*The exercise*
From the listing below, pull out all lines with "SCLA" in them.

Dataset entries:

****************

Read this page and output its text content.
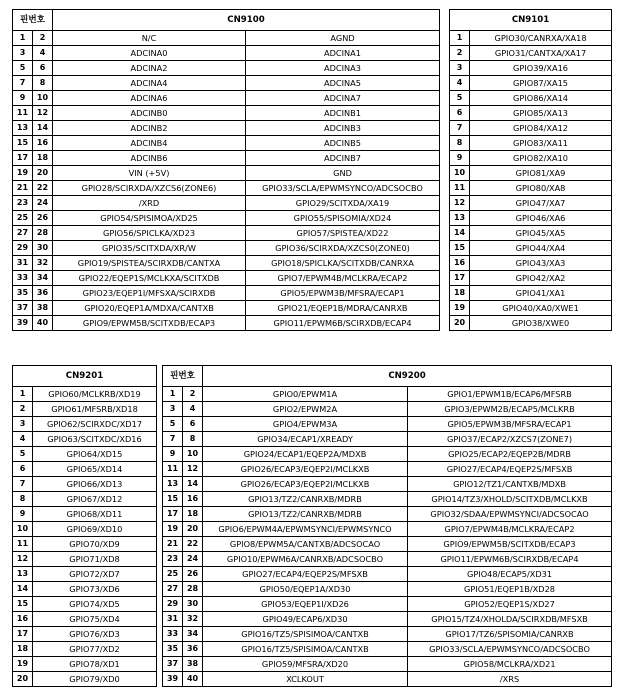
핀번호		CN9100			CN9101	
1	2	N/C	AGND		1	GPIO30/CANRXA/XA18
3	4	ADCINA0	ADCINA1		2	GPIO31/CANTXA/XA17
5	6	ADCINA2	ADCINA3		3	GPIO39/XA16
7	8	ADCINA4	ADCINA5		4	GPIO87/XA15
9	10	ADCINA6	ADCINA7		5	GPIO86/XA14
11	12	ADCINB0	ADCINB1		6	GPIO85/XA13
13	14	ADCINB2	ADCINB3		7	GPIO84/XA12
15	16	ADCINB4	ADCINB5		8	GPIO83/XA11
17	18	ADCINB6	ADCINB7		9	GPIO82/XA10
19	20	VIN (+5V)	GND		10	GPIO81/XA9
21	22	GPIO28/SCIRXDA/XZCS6(ZONE6)	GPIO33/SCLA/EPWMSYNCO/ADCSOCBO		11	GPIO80/XA8
23	24	/XRD	GPIO29/SCITXDA/XA19		12	GPIO47/XA7
25	26	GPIO54/SPISIMOA/XD25	GPIO55/SPISOMIA/XD24		13	GPIO46/XA6
27	28	GPIO56/SPICLKA/XD23	GPIO57/SPISTEA/XD22		14	GPIO45/XA5
29	30	GPIO35/SCITXDA/XR/W	GPIO36/SCIRXDA/XZCS0(ZONE0)		15	GPIO44/XA4
31	32	GPIO19/SPISTEA/SCIRXDB/CANTXA	GPIO18/SPICLKA/SCITXDB/CANRXA		16	GPIO43/XA3
33	34	GPIO22/EQEP1S/MCLKXA/SCITXDB	GPIO7/EPWM4B/MCLKRA/ECAP2		17	GPIO42/XA2
35	36	GPIO23/EQEP1I/MFSXA/SCIRXDB	GPIO5/EPWM3B/MFSRA/ECAP1		18	GPIO41/XA1
37	38	GPIO20/EQEP1A/MDXA/CANTXB	GPIO21/EQEP1B/MDRA/CANRXB		19	GPIO40/XA0/XWE1
39	40	GPIO9/EPWM5B/SCITXDB/ECAP3	GPIO11/EPWM6B/SCIRXDB/ECAP4		20	GPIO38/XWE0
CN9201			핀번호		CN9200	
1	GPIO60/MCLKRB/XD19		1	2	GPIO0/EPWM1A	GPIO1/EPWM1B/ECAP6/MFSRB
2	GPIO61/MFSRB/XD18		3	4	GPIO2/EPWM2A	GPIO3/EPWM2B/ECAP5/MCLKRB
3	GPIO62/SCIRXDC/XD17		5	6	GPIO4/EPWM3A	GPIO5/EPWM3B/MFSRA/ECAP1
4	GPIO63/SCITXDC/XD16		7	8	GPIO34/ECAP1/XREADY	GPIO37/ECAP2/XZCS7(ZONE7)
5	GPIO64/XD15		9	10	GPIO24/ECAP1/EQEP2A/MDXB	GPIO25/ECAP2/EQEP2B/MDRB
6	GPIO65/XD14		11	12	GPIO26/ECAP3/EQEP2I/MCLKXB	GPIO27/ECAP4/EQEP2S/MFSXB
7	GPIO66/XD13		13	14	GPIO26/ECAP3/EQEP2I/MCLKXB	GPIO12/TZ1/CANTXB/MDXB
8	GPIO67/XD12		15	16	GPIO13/TZ2/CANRXB/MDRB	GPIO14/TZ3/XHOLD/SCITXDB/MCLKXB
9	GPIO68/XD11		17	18	GPIO13/TZ2/CANRXB/MDRB	GPIO32/SDAA/EPWMSYNCI/ADCSOCAO
10	GPIO69/XD10		19	20	GPIO6/EPWM4A/EPWMSYNCI/EPWMSYNCO	GPIO7/EPWM4B/MCLKRA/ECAP2
11	GPIO70/XD9		21	22	GPIO8/EPWM5A/CANTXB/ADCSOCAO	GPIO9/EPWM5B/SCITXDB/ECAP3
12	GPIO71/XD8		23	24	GPIO10/EPWM6A/CANRXB/ADCSOCBO	GPIO11/EPWM6B/SCIRXDB/ECAP4
13	GPIO72/XD7		25	26	GPIO27/ECAP4/EQEP2S/MFSXB	GPIO48/ECAP5/XD31
14	GPIO73/XD6		27	28	GPIO50/EQEP1A/XD30	GPIO51/EQEP1B/XD28
15	GPIO74/XD5		29	30	GPIO53/EQEP1I/XD26	GPIO52/EQEP1S/XD27
16	GPIO75/XD4		31	32	GPIO49/ECAP6/XD30	GPIO15/TZ4/XHOLDA/SCIRXDB/MFSXB
17	GPIO76/XD3		33	34	GPIO16/TZ5/SPISIMOA/CANTXB	GPIO17/TZ6/SPISOMIA/CANRXB
18	GPIO77/XD2		35	36	GPIO16/TZ5/SPISIMOA/CANTXB	GPIO33/SCLA/EPWMSYNCO/ADCSOCBO
19	GPIO78/XD1		37	38	GPIO59/MFSRA/XD20	GPIO58/MCLKRA/XD21
20	GPIO79/XD0		39	40	XCLKOUT	/XRS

****************

*Exercise solution*
21	22	GPIO28/SCIRXDA/XZCS6(ZONE6)	GPIO33/SCLA/EPWMSYNCO/ADCSOCBO		11	GPIO80/XA8
18	GPIO77/XD2		35	36	GPIO16/TZ5/SPISIMOA/CANTXB	GPIO33/SCLA/EPWMSYNCO/ADCSOCBO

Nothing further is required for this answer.